=== Reading passage ===

Dua for the Last 10 Days of Ramadan: Words That Actually Matter Right Now
Somewhere around the 20th of Ramadan, something shifts. You're tired, genuinely tired, the kind that settles into your shoulders, and yet there's this weird pull to stay up anyway. To not waste the night. Most Muslims know that feeling and can't fully explain it to someone who hasn't lived through the month themselves.
These are the last ten days. And honestly, they're not just "important" in some general religious sense. They're the reason the whole month exists, in a way. The Prophet ﷺ treated them completely differently from the first twenty, more focused, more awake, more intentional. If he changed his pace for these nights, that tells us something worth paying attention to.
So what do you actually say? What duas matter most right now, and why does it matter which ones you say? That's what this is about, not a lecture, just a conversation. And if you want the bigger picture on approaching these days practically, Islamic Galaxy's guide on the last 10 days of Ramadan is worth reading alongside this.
The One Dua You Need to Know Cold
Aisha (RA) once asked the Prophet ﷺ a very direct question. She said: If I happen to catch Laylatul Qadr, if I'm awake on that night and I know it's the one, what should I say?
He didn't give her a list. He gave her one dua. Seven words in Arabic.
اللَّهُمَّ إِنَّكَ عَفُوٌّ تُحِبُّ الْعَفْوَ فَاعْفُ عَنِّي
Allahumma innaka 'afuwwun tuhibbul 'afwa fa'fu 'anni
"O Allah, You are the Most Forgiving, and You love forgiveness, so forgive me." Tirmidhi
What gets me about this is what he didn't say. He didn't say: ask for health. Ask for money. Ask your children to turn out okay. On the single most valuable night in the
Islamic calendar, a night the Quran says is better than a thousand months, which is over eighty years — the answer was: lead with forgiveness.
The whole month has been a kind of cleaning. Fasting, giving more, and praying more than you usually do. And when you reach the best night of all, you're essentially saying: I'm still not done. Keep wiping. There's still more to erase.
Get this dua memorized before the odd nights start. Say it on the 21st, the 23rd, the 25th, the 27th, the 29th. Say it on all five. Nobody confirms which night is the real one, so you treat all five as they could be it. That's the whole strategy.
Other Duas Worth Carrying Into These Nights
The Laylatul Qadr dua is the anchor. But these nights are long, and there's room for more. Here are others from the Quran and Sunnah that carry real weight during this stretch.
Ibrahim's (AS) Dua — For Your Children
If you're a parent, this one lands differently than most.

=== Source excerpt ===

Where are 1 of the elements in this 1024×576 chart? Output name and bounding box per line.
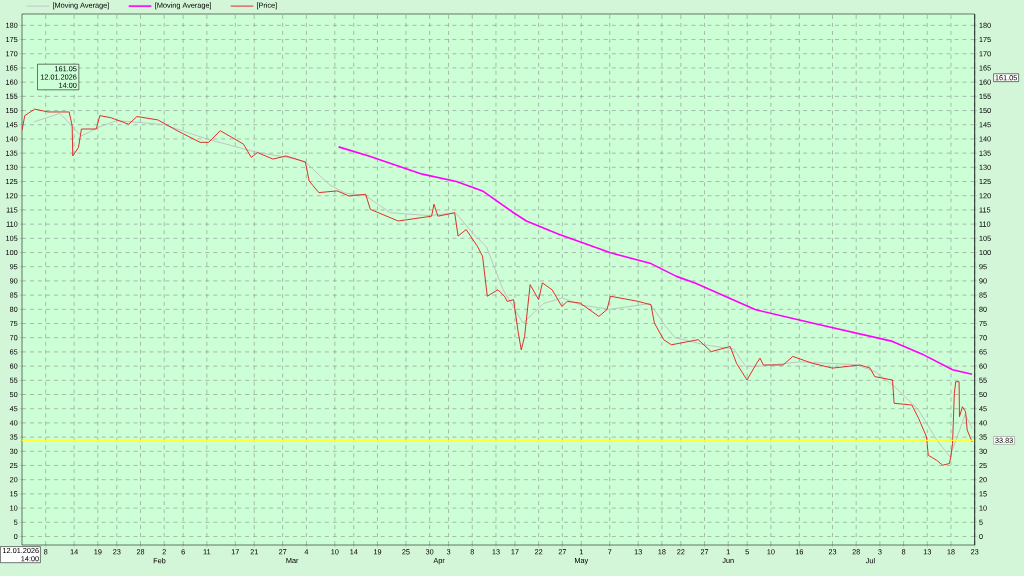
line-series <box>337 146 973 376</box>
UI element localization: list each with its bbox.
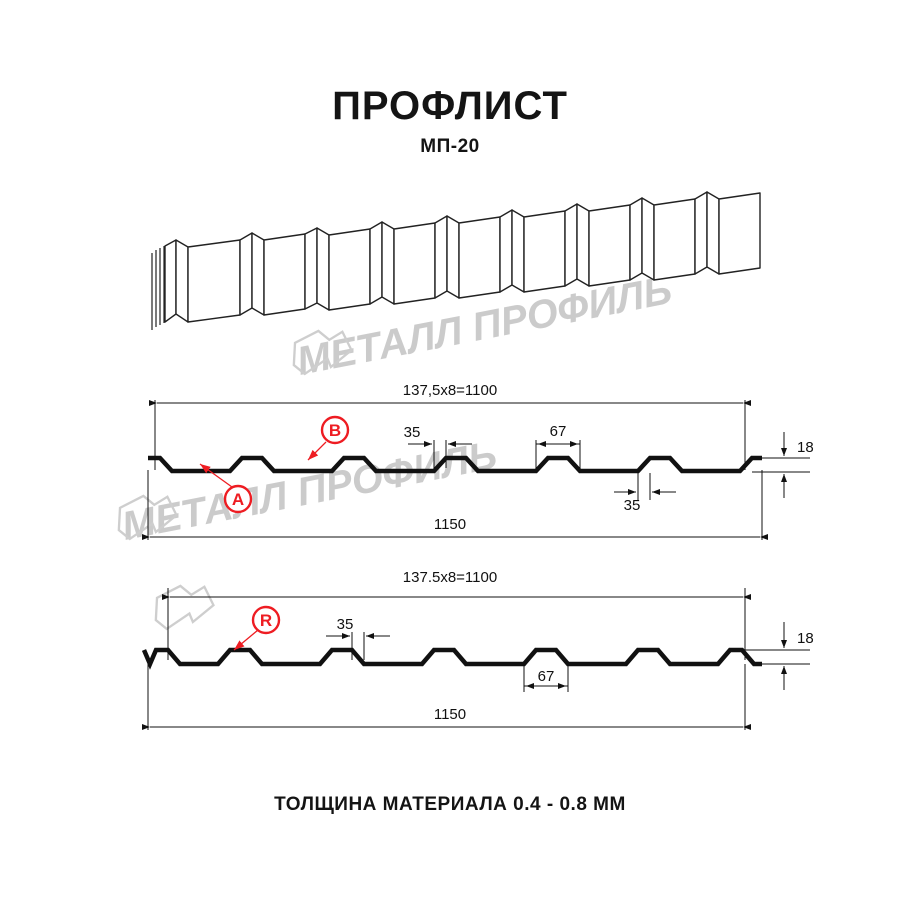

===

● Exercise requirements
A. Name every night of Ramadan on which the Ramadan article advises saying the Laylatul Qadr dua.
B. Answer the following from the Ramadan article:
(i) Who asked the Prophet ﷺ what to say upon catching Laylatul Qadr?
(ii) How many words in Arabic does the dua he gave contain?
(iii) According to the Quran as cited, the night is better than how many months?
C. Reproduce everything in the Ramadan article from "The whole month has" down to "differently than most.".

● Problem solutions
A. The 21st, the 23rd, the 25th, the 27th, and the 29th.

B.
(i) Aisha (RA).
(ii) Seven.
(iii) A thousand months.

C.
The whole month has been a kind of cleaning. Fasting, giving more, and praying more than you usually do. And when you reach the best night of all, you're essentially saying: I'm still not done. Keep wiping. There's still more to erase.
Get this dua memorized before the odd nights start. Say it on the 21st, the 23rd, the 25th, the 27th, the 29th. Say it on all five. Nobody confirms which night is the real one, so you treat all five as they could be it. That's the whole strategy.
Other Duas Worth Carrying Into These Nights
The Laylatul Qadr dua is the anchor. But these nights are long, and there's room for more. Here are others from the Quran and Sunnah that carry real weight during this stretch.
Ibrahim's (AS) Dua — For Your Children
If you're a parent, this one lands differently than most.